Exercise: Output the entries verbatim, including every line.

Records supplied:
============================================================
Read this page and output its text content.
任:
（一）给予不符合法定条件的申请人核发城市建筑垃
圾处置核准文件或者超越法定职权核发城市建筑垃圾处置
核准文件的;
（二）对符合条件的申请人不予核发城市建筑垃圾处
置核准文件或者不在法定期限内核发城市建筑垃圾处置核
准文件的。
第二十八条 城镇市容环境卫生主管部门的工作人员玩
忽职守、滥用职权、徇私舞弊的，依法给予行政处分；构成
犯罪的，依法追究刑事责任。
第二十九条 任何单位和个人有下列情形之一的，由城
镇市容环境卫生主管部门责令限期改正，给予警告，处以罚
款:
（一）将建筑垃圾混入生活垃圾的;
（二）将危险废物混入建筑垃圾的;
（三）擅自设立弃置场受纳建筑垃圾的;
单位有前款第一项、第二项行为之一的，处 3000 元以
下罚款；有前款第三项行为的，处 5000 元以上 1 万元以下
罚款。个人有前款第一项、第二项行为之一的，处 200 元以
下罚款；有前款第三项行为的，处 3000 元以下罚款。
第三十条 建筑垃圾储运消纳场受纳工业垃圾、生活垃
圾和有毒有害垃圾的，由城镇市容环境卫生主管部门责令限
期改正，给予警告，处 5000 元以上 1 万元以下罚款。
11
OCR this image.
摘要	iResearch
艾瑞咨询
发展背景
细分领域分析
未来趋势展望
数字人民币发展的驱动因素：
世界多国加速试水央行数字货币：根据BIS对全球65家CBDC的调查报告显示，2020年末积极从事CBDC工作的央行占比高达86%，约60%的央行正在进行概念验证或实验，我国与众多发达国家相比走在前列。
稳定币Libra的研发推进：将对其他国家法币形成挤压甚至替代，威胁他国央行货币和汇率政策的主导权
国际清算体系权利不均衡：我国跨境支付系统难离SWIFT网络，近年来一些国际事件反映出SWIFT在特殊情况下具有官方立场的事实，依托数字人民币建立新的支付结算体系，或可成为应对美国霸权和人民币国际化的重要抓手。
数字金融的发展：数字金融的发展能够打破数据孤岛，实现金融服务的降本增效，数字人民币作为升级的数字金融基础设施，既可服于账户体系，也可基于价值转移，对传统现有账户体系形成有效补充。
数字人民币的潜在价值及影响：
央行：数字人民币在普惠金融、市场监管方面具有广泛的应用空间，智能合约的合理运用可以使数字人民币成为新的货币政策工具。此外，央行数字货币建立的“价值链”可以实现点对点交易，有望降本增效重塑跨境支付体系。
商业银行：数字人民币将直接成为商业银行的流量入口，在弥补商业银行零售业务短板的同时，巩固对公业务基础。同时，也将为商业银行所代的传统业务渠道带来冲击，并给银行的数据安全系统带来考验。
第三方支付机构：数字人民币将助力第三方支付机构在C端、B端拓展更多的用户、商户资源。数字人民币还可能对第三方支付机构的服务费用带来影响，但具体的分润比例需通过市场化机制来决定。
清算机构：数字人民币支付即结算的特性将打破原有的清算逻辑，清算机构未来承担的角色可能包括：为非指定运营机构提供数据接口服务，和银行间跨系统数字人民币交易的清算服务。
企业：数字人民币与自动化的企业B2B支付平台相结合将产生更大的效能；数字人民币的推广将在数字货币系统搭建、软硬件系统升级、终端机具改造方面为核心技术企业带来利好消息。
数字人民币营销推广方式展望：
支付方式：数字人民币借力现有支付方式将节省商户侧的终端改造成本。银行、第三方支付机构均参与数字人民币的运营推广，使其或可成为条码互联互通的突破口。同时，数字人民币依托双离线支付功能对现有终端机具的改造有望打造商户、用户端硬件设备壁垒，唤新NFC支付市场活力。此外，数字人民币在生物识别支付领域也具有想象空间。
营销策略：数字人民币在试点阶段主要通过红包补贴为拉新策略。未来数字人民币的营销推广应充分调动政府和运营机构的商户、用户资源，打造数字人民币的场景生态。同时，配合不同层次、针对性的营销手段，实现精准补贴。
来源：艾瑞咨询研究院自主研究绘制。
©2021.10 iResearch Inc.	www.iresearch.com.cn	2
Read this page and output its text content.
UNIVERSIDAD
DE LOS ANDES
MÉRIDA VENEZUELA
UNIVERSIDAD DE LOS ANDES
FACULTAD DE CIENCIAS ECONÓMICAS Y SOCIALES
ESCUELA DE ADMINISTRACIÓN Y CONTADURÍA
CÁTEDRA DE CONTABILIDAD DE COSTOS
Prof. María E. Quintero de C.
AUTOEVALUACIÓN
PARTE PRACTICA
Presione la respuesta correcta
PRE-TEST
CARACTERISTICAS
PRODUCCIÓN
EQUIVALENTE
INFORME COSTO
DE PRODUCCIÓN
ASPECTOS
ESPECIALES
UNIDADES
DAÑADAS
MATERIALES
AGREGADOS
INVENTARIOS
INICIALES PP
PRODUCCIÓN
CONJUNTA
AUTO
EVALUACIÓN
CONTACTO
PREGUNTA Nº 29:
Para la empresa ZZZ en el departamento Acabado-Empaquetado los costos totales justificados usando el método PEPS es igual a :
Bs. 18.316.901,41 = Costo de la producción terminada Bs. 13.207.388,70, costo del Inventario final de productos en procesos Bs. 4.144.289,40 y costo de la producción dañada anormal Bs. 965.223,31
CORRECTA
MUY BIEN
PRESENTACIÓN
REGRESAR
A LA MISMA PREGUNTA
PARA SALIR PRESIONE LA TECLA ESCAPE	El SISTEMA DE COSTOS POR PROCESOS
============================================================
Full solution:
Read this page and output its text content.
任:
（一）给予不符合法定条件的申请人核发城市建筑垃
圾处置核准文件或者超越法定职权核发城市建筑垃圾处置
核准文件的;
（二）对符合条件的申请人不予核发城市建筑垃圾处
置核准文件或者不在法定期限内核发城市建筑垃圾处置核
准文件的。
第二十八条 城镇市容环境卫生主管部门的工作人员玩
忽职守、滥用职权、徇私舞弊的，依法给予行政处分；构成
犯罪的，依法追究刑事责任。
第二十九条 任何单位和个人有下列情形之一的，由城
镇市容环境卫生主管部门责令限期改正，给予警告，处以罚
款:
（一）将建筑垃圾混入生活垃圾的;
（二）将危险废物混入建筑垃圾的;
（三）擅自设立弃置场受纳建筑垃圾的;
单位有前款第一项、第二项行为之一的，处 3000 元以
下罚款；有前款第三项行为的，处 5000 元以上 1 万元以下
罚款。个人有前款第一项、第二项行为之一的，处 200 元以
下罚款；有前款第三项行为的，处 3000 元以下罚款。
第三十条 建筑垃圾储运消纳场受纳工业垃圾、生活垃
圾和有毒有害垃圾的，由城镇市容环境卫生主管部门责令限
期改正，给予警告，处 5000 元以上 1 万元以下罚款。
11
OCR this image.
摘要	iResearch
艾瑞咨询
发展背景
细分领域分析
未来趋势展望
数字人民币发展的驱动因素：
世界多国加速试水央行数字货币：根据BIS对全球65家CBDC的调查报告显示，2020年末积极从事CBDC工作的央行占比高达86%，约60%的央行正在进行概念验证或实验，我国与众多发达国家相比走在前列。
稳定币Libra的研发推进：将对其他国家法币形成挤压甚至替代，威胁他国央行货币和汇率政策的主导权
国际清算体系权利不均衡：我国跨境支付系统难离SWIFT网络，近年来一些国际事件反映出SWIFT在特殊情况下具有官方立场的事实，依托数字人民币建立新的支付结算体系，或可成为应对美国霸权和人民币国际化的重要抓手。
数字金融的发展：数字金融的发展能够打破数据孤岛，实现金融服务的降本增效，数字人民币作为升级的数字金融基础设施，既可服于账户体系，也可基于价值转移，对传统现有账户体系形成有效补充。
数字人民币的潜在价值及影响：
央行：数字人民币在普惠金融、市场监管方面具有广泛的应用空间，智能合约的合理运用可以使数字人民币成为新的货币政策工具。此外，央行数字货币建立的“价值链”可以实现点对点交易，有望降本增效重塑跨境支付体系。
商业银行：数字人民币将直接成为商业银行的流量入口，在弥补商业银行零售业务短板的同时，巩固对公业务基础。同时，也将为商业银行所代的传统业务渠道带来冲击，并给银行的数据安全系统带来考验。
第三方支付机构：数字人民币将助力第三方支付机构在C端、B端拓展更多的用户、商户资源。数字人民币还可能对第三方支付机构的服务费用带来影响，但具体的分润比例需通过市场化机制来决定。
清算机构：数字人民币支付即结算的特性将打破原有的清算逻辑，清算机构未来承担的角色可能包括：为非指定运营机构提供数据接口服务，和银行间跨系统数字人民币交易的清算服务。
企业：数字人民币与自动化的企业B2B支付平台相结合将产生更大的效能；数字人民币的推广将在数字货币系统搭建、软硬件系统升级、终端机具改造方面为核心技术企业带来利好消息。
数字人民币营销推广方式展望：
支付方式：数字人民币借力现有支付方式将节省商户侧的终端改造成本。银行、第三方支付机构均参与数字人民币的运营推广，使其或可成为条码互联互通的突破口。同时，数字人民币依托双离线支付功能对现有终端机具的改造有望打造商户、用户端硬件设备壁垒，唤新NFC支付市场活力。此外，数字人民币在生物识别支付领域也具有想象空间。
营销策略：数字人民币在试点阶段主要通过红包补贴为拉新策略。未来数字人民币的营销推广应充分调动政府和运营机构的商户、用户资源，打造数字人民币的场景生态。同时，配合不同层次、针对性的营销手段，实现精准补贴。
来源：艾瑞咨询研究院自主研究绘制。
©2021.10 iResearch Inc.	www.iresearch.com.cn	2
Read this page and output its text content.
UNIVERSIDAD
DE LOS ANDES
MÉRIDA VENEZUELA
UNIVERSIDAD DE LOS ANDES
FACULTAD DE CIENCIAS ECONÓMICAS Y SOCIALES
ESCUELA DE ADMINISTRACIÓN Y CONTADURÍA
CÁTEDRA DE CONTABILIDAD DE COSTOS
Prof. María E. Quintero de C.
AUTOEVALUACIÓN
PARTE PRACTICA
Presione la respuesta correcta
PRE-TEST
CARACTERISTICAS
PRODUCCIÓN
EQUIVALENTE
INFORME COSTO
DE PRODUCCIÓN
ASPECTOS
ESPECIALES
UNIDADES
DAÑADAS
MATERIALES
AGREGADOS
INVENTARIOS
INICIALES PP
PRODUCCIÓN
CONJUNTA
AUTO
EVALUACIÓN
CONTACTO
PREGUNTA Nº 29:
Para la empresa ZZZ en el departamento Acabado-Empaquetado los costos totales justificados usando el método PEPS es igual a :
Bs. 18.316.901,41 = Costo de la producción terminada Bs. 13.207.388,70, costo del Inventario final de productos en procesos Bs. 4.144.289,40 y costo de la producción dañada anormal Bs. 965.223,31
CORRECTA
MUY BIEN
PRESENTACIÓN
REGRESAR
A LA MISMA PREGUNTA
PARA SALIR PRESIONE LA TECLA ESCAPE	El SISTEMA DE COSTOS POR PROCESOS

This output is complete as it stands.